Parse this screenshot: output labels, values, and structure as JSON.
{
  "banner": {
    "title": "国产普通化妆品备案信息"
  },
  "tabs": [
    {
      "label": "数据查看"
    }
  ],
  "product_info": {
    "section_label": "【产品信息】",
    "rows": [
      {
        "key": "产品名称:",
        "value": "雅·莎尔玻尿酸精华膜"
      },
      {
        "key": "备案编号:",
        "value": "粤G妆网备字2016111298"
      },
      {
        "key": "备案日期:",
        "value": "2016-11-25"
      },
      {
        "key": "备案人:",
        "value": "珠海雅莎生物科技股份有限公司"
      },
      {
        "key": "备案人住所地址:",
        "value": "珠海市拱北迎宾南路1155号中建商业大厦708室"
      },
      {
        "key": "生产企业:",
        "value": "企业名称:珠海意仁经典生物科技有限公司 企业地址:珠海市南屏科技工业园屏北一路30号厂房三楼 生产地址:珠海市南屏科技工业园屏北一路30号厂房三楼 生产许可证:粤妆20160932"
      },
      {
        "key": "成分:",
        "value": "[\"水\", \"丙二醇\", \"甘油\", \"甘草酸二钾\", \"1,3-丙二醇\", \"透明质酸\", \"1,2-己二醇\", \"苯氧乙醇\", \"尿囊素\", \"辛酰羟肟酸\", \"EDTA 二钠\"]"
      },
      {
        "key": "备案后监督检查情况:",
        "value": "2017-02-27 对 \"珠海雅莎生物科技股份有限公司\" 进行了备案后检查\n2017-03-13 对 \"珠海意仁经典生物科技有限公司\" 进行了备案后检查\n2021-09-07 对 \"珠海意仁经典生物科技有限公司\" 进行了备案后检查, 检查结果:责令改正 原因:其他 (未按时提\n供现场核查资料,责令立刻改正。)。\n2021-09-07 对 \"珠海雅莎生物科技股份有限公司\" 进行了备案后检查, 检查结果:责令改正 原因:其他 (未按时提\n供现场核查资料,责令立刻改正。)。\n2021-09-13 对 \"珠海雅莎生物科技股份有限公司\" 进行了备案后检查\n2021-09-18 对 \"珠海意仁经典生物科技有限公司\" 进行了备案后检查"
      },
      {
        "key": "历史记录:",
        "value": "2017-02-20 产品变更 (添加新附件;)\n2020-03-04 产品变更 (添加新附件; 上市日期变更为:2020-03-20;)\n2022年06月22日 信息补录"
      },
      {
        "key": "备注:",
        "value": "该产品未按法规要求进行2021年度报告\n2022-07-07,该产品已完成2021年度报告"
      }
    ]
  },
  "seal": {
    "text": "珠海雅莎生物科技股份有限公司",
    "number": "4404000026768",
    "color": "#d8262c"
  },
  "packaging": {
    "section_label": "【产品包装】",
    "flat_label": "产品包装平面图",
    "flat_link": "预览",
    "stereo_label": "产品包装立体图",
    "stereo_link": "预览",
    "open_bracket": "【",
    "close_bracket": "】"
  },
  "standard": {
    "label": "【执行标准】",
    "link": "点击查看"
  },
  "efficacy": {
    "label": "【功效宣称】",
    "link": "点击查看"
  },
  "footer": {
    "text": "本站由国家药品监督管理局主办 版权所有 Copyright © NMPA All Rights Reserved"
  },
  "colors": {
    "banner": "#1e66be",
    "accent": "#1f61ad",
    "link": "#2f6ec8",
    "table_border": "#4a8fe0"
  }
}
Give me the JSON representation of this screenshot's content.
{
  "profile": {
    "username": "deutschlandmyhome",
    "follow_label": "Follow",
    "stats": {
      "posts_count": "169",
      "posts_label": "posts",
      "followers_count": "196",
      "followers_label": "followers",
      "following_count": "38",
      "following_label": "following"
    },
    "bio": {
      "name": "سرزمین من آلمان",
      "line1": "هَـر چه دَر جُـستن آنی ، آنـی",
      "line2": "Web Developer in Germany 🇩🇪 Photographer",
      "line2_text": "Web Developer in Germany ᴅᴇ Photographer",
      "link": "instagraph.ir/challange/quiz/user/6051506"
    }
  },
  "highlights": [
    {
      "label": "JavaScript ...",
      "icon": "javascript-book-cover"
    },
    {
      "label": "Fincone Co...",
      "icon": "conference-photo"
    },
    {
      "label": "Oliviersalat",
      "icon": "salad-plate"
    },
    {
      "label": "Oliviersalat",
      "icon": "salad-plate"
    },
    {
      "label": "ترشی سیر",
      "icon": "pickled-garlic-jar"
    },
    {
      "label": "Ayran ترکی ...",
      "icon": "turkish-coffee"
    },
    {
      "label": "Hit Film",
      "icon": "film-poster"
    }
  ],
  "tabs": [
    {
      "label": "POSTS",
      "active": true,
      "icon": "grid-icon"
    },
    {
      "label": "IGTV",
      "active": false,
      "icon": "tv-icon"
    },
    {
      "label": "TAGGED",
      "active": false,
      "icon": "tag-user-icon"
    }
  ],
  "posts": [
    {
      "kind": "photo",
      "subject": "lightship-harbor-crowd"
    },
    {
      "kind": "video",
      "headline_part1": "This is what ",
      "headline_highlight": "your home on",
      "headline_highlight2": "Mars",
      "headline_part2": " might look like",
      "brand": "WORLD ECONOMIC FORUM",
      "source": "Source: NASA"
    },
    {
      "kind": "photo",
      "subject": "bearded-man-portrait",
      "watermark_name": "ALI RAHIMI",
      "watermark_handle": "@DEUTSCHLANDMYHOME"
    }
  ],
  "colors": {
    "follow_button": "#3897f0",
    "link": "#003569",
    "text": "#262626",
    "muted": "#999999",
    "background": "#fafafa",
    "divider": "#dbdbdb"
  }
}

• What is expected
Quote every record above exactly.

• Completed task
Parse this screenshot: output labels, values, and structure as JSON.
{
  "banner": {
    "title": "国产普通化妆品备案信息"
  },
  "tabs": [
    {
      "label": "数据查看"
    }
  ],
  "product_info": {
    "section_label": "【产品信息】",
    "rows": [
      {
        "key": "产品名称:",
        "value": "雅·莎尔玻尿酸精华膜"
      },
      {
        "key": "备案编号:",
        "value": "粤G妆网备字2016111298"
      },
      {
        "key": "备案日期:",
        "value": "2016-11-25"
      },
      {
        "key": "备案人:",
        "value": "珠海雅莎生物科技股份有限公司"
      },
      {
        "key": "备案人住所地址:",
        "value": "珠海市拱北迎宾南路1155号中建商业大厦708室"
      },
      {
        "key": "生产企业:",
        "value": "企业名称:珠海意仁经典生物科技有限公司 企业地址:珠海市南屏科技工业园屏北一路30号厂房三楼 生产地址:珠海市南屏科技工业园屏北一路30号厂房三楼 生产许可证:粤妆20160932"
      },
      {
        "key": "成分:",
        "value": "[\"水\", \"丙二醇\", \"甘油\", \"甘草酸二钾\", \"1,3-丙二醇\", \"透明质酸\", \"1,2-己二醇\", \"苯氧乙醇\", \"尿囊素\", \"辛酰羟肟酸\", \"EDTA 二钠\"]"
      },
      {
        "key": "备案后监督检查情况:",
        "value": "2017-02-27 对 \"珠海雅莎生物科技股份有限公司\" 进行了备案后检查\n2017-03-13 对 \"珠海意仁经典生物科技有限公司\" 进行了备案后检查\n2021-09-07 对 \"珠海意仁经典生物科技有限公司\" 进行了备案后检查, 检查结果:责令改正 原因:其他 (未按时提\n供现场核查资料,责令立刻改正。)。\n2021-09-07 对 \"珠海雅莎生物科技股份有限公司\" 进行了备案后检查, 检查结果:责令改正 原因:其他 (未按时提\n供现场核查资料,责令立刻改正。)。\n2021-09-13 对 \"珠海雅莎生物科技股份有限公司\" 进行了备案后检查\n2021-09-18 对 \"珠海意仁经典生物科技有限公司\" 进行了备案后检查"
      },
      {
        "key": "历史记录:",
        "value": "2017-02-20 产品变更 (添加新附件;)\n2020-03-04 产品变更 (添加新附件; 上市日期变更为:2020-03-20;)\n2022年06月22日 信息补录"
      },
      {
        "key": "备注:",
        "value": "该产品未按法规要求进行2021年度报告\n2022-07-07,该产品已完成2021年度报告"
      }
    ]
  },
  "seal": {
    "text": "珠海雅莎生物科技股份有限公司",
    "number": "4404000026768",
    "color": "#d8262c"
  },
  "packaging": {
    "section_label": "【产品包装】",
    "flat_label": "产品包装平面图",
    "flat_link": "预览",
    "stereo_label": "产品包装立体图",
    "stereo_link": "预览",
    "open_bracket": "【",
    "close_bracket": "】"
  },
  "standard": {
    "label": "【执行标准】",
    "link": "点击查看"
  },
  "efficacy": {
    "label": "【功效宣称】",
    "link": "点击查看"
  },
  "footer": {
    "text": "本站由国家药品监督管理局主办 版权所有 Copyright © NMPA All Rights Reserved"
  },
  "colors": {
    "banner": "#1e66be",
    "accent": "#1f61ad",
    "link": "#2f6ec8",
    "table_border": "#4a8fe0"
  }
}
Give me the JSON representation of this screenshot's content.
{
  "profile": {
    "username": "deutschlandmyhome",
    "follow_label": "Follow",
    "stats": {
      "posts_count": "169",
      "posts_label": "posts",
      "followers_count": "196",
      "followers_label": "followers",
      "following_count": "38",
      "following_label": "following"
    },
    "bio": {
      "name": "سرزمین من آلمان",
      "line1": "هَـر چه دَر جُـستن آنی ، آنـی",
      "line2": "Web Developer in Germany 🇩🇪 Photographer",
      "line2_text": "Web Developer in Germany ᴅᴇ Photographer",
      "link": "instagraph.ir/challange/quiz/user/6051506"
    }
  },
  "highlights": [
    {
      "label": "JavaScript ...",
      "icon": "javascript-book-cover"
    },
    {
      "label": "Fincone Co...",
      "icon": "conference-photo"
    },
    {
      "label": "Oliviersalat",
      "icon": "salad-plate"
    },
    {
      "label": "Oliviersalat",
      "icon": "salad-plate"
    },
    {
      "label": "ترشی سیر",
      "icon": "pickled-garlic-jar"
    },
    {
      "label": "Ayran ترکی ...",
      "icon": "turkish-coffee"
    },
    {
      "label": "Hit Film",
      "icon": "film-poster"
    }
  ],
  "tabs": [
    {
      "label": "POSTS",
      "active": true,
      "icon": "grid-icon"
    },
    {
      "label": "IGTV",
      "active": false,
      "icon": "tv-icon"
    },
    {
      "label": "TAGGED",
      "active": false,
      "icon": "tag-user-icon"
    }
  ],
  "posts": [
    {
      "kind": "photo",
      "subject": "lightship-harbor-crowd"
    },
    {
      "kind": "video",
      "headline_part1": "This is what ",
      "headline_highlight": "your home on",
      "headline_highlight2": "Mars",
      "headline_part2": " might look like",
      "brand": "WORLD ECONOMIC FORUM",
      "source": "Source: NASA"
    },
    {
      "kind": "photo",
      "subject": "bearded-man-portrait",
      "watermark_name": "ALI RAHIMI",
      "watermark_handle": "@DEUTSCHLANDMYHOME"
    }
  ],
  "colors": {
    "follow_button": "#3897f0",
    "link": "#003569",
    "text": "#262626",
    "muted": "#999999",
    "background": "#fafafa",
    "divider": "#dbdbdb"
  }
}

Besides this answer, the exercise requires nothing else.